Extracted data →
━━━━━━━━━━━━━━━━━━━━━━━━━━━━━━
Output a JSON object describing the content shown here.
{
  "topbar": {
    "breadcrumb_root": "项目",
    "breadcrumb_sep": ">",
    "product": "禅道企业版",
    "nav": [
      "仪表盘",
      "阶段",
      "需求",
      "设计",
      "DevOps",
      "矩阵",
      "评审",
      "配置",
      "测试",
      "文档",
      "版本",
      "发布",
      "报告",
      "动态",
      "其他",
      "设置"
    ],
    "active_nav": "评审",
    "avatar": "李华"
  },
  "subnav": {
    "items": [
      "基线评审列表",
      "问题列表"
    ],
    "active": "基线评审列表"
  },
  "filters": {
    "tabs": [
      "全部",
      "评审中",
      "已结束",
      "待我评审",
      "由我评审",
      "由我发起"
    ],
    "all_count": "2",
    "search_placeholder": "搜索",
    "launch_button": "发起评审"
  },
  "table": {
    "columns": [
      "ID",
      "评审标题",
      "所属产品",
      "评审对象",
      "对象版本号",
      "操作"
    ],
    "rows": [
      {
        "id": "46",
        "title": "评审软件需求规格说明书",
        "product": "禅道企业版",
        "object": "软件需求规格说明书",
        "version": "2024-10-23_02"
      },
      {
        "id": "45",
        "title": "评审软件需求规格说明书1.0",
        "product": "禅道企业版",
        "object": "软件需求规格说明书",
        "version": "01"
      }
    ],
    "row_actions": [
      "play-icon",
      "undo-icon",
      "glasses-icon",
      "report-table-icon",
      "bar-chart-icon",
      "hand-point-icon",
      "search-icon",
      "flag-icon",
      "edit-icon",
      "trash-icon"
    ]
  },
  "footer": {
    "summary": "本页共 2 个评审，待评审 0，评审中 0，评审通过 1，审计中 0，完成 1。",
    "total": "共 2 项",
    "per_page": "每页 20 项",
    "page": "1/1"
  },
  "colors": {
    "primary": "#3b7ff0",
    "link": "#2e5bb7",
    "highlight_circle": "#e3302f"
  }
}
━━━━━━━━━━━━━━━━━━━━━━━━━━━━━━
Instructions to follow → Quote the whole listing above, leaving nothing out.

Output of the exercise →
Output a JSON object describing the content shown here.
{
  "topbar": {
    "breadcrumb_root": "项目",
    "breadcrumb_sep": ">",
    "product": "禅道企业版",
    "nav": [
      "仪表盘",
      "阶段",
      "需求",
      "设计",
      "DevOps",
      "矩阵",
      "评审",
      "配置",
      "测试",
      "文档",
      "版本",
      "发布",
      "报告",
      "动态",
      "其他",
      "设置"
    ],
    "active_nav": "评审",
    "avatar": "李华"
  },
  "subnav": {
    "items": [
      "基线评审列表",
      "问题列表"
    ],
    "active": "基线评审列表"
  },
  "filters": {
    "tabs": [
      "全部",
      "评审中",
      "已结束",
      "待我评审",
      "由我评审",
      "由我发起"
    ],
    "all_count": "2",
    "search_placeholder": "搜索",
    "launch_button": "发起评审"
  },
  "table": {
    "columns": [
      "ID",
      "评审标题",
      "所属产品",
      "评审对象",
      "对象版本号",
      "操作"
    ],
    "rows": [
      {
        "id": "46",
        "title": "评审软件需求规格说明书",
        "product": "禅道企业版",
        "object": "软件需求规格说明书",
        "version": "2024-10-23_02"
      },
      {
        "id": "45",
        "title": "评审软件需求规格说明书1.0",
        "product": "禅道企业版",
        "object": "软件需求规格说明书",
        "version": "01"
      }
    ],
    "row_actions": [
      "play-icon",
      "undo-icon",
      "glasses-icon",
      "report-table-icon",
      "bar-chart-icon",
      "hand-point-icon",
      "search-icon",
      "flag-icon",
      "edit-icon",
      "trash-icon"
    ]
  },
  "footer": {
    "summary": "本页共 2 个评审，待评审 0，评审中 0，评审通过 1，审计中 0，完成 1。",
    "total": "共 2 项",
    "per_page": "每页 20 项",
    "page": "1/1"
  },
  "colors": {
    "primary": "#3b7ff0",
    "link": "#2e5bb7",
    "highlight_circle": "#e3302f"
  }
}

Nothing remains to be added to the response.